>>
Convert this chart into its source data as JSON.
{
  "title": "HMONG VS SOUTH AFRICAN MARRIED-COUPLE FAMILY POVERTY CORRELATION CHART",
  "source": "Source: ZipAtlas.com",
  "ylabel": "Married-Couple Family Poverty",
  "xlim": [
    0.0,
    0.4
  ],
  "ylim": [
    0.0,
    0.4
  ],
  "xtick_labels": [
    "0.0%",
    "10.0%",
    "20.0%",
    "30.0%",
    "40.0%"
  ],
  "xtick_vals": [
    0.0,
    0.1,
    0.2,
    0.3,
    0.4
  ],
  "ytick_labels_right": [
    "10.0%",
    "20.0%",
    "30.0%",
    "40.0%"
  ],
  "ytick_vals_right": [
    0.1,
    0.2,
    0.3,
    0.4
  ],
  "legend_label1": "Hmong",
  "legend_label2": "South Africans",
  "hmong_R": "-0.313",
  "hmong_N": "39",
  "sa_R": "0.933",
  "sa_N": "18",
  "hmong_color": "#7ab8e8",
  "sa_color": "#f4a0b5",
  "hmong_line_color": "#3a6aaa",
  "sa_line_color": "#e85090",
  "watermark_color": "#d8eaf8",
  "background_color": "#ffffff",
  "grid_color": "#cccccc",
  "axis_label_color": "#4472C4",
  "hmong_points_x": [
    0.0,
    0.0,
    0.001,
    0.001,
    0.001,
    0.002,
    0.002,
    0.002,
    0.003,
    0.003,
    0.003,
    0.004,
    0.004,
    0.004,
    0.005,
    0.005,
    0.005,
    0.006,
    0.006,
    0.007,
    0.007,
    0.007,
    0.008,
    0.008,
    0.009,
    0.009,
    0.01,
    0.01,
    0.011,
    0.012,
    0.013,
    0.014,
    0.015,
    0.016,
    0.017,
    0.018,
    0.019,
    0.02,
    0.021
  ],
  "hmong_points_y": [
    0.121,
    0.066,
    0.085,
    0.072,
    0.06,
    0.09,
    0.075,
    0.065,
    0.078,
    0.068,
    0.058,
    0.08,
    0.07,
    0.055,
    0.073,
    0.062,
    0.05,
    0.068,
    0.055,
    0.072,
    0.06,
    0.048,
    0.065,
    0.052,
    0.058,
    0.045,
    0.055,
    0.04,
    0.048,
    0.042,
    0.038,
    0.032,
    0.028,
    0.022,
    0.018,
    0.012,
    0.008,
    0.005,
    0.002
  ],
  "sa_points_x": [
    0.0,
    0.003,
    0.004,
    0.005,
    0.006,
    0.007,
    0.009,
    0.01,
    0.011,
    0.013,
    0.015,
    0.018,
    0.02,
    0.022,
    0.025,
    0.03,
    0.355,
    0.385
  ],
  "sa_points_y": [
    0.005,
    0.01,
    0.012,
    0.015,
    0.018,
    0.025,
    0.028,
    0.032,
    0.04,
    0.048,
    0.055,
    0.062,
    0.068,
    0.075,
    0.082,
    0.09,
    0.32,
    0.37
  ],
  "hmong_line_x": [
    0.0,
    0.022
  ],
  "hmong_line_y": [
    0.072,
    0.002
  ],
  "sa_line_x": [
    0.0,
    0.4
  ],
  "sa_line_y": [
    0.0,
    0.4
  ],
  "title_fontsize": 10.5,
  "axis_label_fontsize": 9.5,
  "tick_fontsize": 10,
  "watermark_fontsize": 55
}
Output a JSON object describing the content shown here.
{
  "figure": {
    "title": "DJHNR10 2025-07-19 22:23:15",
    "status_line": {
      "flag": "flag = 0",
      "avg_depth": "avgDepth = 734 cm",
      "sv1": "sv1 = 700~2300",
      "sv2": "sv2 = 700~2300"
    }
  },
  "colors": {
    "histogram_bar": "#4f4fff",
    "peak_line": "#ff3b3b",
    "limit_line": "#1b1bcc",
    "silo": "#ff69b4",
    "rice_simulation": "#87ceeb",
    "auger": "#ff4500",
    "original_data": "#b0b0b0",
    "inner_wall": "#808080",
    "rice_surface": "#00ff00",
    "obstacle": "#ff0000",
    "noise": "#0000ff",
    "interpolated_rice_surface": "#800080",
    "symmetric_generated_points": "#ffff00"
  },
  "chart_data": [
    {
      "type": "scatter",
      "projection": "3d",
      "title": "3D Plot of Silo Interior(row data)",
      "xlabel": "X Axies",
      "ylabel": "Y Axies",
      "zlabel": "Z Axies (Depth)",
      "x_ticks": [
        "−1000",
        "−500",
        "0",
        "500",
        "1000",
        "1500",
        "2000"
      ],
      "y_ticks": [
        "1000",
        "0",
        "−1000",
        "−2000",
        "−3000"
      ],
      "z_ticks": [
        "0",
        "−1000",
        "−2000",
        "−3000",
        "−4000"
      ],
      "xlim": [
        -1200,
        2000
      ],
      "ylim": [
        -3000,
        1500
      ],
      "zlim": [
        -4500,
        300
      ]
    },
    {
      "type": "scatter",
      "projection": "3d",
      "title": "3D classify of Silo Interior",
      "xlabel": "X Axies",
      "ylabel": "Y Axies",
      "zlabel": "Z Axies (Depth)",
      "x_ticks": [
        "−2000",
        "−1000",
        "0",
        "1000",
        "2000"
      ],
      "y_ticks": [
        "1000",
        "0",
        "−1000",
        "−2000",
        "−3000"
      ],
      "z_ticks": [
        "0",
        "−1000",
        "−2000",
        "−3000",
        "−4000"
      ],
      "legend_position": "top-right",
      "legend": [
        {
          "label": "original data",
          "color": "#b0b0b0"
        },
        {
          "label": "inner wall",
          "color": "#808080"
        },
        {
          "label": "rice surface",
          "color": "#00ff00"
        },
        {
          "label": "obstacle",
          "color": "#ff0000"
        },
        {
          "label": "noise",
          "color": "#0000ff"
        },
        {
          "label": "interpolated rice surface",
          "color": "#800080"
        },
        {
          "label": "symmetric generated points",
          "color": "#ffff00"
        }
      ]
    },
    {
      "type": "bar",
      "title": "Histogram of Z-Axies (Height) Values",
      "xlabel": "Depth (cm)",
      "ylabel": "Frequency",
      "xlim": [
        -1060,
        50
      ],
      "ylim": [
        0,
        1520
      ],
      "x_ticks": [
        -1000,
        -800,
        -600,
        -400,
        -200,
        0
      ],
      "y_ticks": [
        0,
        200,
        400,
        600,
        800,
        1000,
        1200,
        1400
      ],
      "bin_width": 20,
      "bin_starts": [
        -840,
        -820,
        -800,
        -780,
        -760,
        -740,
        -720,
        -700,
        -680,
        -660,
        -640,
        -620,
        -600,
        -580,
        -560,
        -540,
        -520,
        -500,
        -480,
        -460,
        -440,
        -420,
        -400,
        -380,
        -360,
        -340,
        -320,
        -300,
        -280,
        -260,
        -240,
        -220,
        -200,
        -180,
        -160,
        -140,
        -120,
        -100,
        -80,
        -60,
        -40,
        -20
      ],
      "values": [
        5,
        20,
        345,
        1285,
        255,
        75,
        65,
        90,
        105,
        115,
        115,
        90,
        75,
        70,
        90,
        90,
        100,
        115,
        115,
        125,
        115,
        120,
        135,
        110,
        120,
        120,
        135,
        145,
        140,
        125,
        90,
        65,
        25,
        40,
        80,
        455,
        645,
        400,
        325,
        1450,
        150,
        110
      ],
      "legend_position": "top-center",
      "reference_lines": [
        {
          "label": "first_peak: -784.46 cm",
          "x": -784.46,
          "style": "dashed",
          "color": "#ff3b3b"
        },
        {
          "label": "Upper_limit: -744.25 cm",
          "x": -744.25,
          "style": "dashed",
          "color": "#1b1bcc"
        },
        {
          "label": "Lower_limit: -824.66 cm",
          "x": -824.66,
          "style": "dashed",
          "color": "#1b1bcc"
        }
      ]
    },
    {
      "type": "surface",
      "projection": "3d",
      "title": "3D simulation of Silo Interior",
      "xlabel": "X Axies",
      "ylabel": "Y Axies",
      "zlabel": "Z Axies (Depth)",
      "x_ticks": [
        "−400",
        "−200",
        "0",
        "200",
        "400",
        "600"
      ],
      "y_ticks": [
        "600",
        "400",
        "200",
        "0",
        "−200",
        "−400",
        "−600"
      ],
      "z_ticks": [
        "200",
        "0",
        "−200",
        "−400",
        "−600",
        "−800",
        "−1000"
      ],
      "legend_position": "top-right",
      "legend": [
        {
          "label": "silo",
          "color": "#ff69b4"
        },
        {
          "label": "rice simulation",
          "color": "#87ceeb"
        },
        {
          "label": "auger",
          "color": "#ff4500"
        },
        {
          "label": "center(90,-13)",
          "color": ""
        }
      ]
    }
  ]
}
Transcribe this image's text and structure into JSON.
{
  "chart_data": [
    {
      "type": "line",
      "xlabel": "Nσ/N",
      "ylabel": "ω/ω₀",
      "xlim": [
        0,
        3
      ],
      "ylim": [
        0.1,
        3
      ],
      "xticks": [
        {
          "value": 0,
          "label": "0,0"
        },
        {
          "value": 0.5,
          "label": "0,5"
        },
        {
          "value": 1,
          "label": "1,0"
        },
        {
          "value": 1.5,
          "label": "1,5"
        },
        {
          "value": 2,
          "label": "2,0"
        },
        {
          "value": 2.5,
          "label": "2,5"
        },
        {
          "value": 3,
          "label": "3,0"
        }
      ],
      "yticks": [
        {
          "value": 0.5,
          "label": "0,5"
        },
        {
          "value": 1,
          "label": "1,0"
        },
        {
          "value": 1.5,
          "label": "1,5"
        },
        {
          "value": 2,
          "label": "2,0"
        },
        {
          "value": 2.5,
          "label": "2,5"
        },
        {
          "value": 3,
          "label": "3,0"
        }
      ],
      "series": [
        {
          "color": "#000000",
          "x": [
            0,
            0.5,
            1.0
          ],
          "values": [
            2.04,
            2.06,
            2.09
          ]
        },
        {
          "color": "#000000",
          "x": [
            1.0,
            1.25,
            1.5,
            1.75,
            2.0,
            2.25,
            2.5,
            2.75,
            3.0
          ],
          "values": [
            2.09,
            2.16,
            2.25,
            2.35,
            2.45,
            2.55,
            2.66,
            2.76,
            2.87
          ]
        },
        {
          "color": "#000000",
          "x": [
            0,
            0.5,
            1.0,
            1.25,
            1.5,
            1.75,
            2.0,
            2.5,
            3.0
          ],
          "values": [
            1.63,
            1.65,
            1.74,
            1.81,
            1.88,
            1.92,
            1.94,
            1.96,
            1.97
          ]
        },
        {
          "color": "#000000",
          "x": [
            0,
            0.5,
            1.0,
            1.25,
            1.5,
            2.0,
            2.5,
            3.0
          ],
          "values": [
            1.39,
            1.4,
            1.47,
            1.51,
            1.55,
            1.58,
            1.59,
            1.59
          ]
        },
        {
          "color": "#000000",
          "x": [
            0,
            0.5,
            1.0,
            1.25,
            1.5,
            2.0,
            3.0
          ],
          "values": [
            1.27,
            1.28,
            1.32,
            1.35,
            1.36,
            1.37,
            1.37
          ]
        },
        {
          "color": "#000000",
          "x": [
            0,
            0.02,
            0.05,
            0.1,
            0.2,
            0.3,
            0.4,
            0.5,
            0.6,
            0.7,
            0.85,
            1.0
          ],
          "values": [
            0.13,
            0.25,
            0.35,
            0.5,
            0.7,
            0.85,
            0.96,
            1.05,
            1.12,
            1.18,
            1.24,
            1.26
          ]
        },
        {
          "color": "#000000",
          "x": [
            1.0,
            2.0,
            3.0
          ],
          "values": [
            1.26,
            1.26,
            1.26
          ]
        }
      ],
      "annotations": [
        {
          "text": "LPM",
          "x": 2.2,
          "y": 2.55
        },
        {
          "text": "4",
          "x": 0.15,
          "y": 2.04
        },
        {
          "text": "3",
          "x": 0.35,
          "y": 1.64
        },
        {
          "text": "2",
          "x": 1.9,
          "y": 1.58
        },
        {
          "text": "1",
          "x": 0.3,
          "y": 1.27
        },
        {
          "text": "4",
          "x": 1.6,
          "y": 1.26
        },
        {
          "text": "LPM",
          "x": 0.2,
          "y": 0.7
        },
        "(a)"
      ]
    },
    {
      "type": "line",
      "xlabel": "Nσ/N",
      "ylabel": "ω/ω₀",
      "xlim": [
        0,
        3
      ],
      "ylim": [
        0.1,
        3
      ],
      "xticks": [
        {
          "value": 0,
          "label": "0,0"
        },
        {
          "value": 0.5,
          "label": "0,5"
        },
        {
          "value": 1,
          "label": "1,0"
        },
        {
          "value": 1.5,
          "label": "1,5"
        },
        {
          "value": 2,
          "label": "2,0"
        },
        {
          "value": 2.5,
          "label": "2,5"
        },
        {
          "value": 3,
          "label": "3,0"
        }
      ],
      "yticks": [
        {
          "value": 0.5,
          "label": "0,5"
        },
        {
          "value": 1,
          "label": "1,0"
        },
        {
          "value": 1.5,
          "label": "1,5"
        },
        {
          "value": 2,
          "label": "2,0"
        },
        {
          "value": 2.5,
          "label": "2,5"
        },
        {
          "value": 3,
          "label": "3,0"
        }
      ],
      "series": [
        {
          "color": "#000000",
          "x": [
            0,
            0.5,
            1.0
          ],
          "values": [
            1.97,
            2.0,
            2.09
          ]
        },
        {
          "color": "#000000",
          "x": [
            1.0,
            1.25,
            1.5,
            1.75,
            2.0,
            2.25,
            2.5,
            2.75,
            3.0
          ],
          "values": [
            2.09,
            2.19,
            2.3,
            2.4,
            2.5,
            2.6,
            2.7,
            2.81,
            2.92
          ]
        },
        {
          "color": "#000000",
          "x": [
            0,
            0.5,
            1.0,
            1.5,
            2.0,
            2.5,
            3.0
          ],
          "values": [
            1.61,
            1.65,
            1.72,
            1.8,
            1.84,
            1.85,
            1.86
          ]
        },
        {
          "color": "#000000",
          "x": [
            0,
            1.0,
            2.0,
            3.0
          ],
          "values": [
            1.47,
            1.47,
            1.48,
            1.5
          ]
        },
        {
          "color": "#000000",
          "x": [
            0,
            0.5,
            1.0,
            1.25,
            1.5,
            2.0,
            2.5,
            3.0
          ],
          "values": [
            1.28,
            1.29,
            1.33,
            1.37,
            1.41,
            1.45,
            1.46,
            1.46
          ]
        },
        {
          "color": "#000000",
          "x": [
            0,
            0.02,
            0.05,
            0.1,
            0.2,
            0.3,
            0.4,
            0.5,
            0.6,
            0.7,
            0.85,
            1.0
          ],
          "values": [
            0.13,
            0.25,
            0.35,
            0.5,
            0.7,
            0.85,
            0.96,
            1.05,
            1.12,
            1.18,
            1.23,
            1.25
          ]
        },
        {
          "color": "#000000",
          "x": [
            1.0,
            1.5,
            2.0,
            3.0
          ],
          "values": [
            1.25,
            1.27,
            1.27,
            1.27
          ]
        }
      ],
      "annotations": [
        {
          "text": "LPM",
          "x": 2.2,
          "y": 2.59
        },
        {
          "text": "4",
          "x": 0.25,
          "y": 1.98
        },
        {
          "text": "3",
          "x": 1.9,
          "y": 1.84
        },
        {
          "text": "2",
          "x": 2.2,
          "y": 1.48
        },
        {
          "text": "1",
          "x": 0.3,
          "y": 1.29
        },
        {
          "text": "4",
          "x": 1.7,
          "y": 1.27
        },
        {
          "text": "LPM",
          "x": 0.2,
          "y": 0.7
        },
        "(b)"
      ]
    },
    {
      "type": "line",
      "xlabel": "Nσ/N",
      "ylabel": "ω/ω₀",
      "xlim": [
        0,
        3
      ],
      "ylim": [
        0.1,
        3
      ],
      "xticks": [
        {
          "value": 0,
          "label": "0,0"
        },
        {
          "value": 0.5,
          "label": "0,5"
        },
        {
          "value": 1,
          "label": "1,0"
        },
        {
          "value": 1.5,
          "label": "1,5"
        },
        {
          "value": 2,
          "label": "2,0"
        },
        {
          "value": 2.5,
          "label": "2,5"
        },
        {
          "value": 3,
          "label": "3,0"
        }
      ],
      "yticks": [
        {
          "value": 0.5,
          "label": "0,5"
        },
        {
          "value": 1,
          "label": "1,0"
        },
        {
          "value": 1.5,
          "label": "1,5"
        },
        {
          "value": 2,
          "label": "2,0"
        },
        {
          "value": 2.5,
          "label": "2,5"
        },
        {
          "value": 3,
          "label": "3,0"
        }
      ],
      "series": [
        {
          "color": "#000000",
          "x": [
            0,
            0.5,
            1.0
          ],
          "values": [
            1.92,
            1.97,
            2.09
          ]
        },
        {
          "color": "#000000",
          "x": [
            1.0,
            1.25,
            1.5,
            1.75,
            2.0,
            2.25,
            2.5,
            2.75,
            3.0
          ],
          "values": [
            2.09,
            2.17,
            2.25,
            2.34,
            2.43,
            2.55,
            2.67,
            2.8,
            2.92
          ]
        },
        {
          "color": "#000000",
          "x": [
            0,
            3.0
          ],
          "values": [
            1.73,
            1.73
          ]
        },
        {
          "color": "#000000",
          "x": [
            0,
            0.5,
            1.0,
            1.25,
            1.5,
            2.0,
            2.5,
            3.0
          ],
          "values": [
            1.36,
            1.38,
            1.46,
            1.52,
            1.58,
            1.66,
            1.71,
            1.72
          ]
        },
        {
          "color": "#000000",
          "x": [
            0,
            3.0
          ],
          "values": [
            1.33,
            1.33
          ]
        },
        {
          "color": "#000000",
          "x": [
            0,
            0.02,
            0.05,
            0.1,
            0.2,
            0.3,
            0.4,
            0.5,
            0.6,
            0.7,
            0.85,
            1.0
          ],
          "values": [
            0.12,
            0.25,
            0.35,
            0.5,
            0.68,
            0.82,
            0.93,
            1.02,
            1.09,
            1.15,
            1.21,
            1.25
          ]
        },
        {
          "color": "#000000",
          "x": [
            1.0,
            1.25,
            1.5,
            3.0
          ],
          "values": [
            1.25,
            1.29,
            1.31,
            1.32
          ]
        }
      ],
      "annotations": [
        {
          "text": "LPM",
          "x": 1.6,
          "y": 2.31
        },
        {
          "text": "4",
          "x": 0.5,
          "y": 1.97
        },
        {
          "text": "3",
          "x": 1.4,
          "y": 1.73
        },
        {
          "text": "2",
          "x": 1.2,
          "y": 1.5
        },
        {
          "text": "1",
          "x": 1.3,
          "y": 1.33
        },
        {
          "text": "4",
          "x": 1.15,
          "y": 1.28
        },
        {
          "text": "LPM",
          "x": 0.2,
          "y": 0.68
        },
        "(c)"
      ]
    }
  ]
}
<<
> **EXERCISE DIRECTIONS**
Identify the lines that hold the word "center". Copy every one of them.

> **SOLUTION TO THE EXERCISE**
      "legend_position": "top-center",
          "label": "center(90,-13)",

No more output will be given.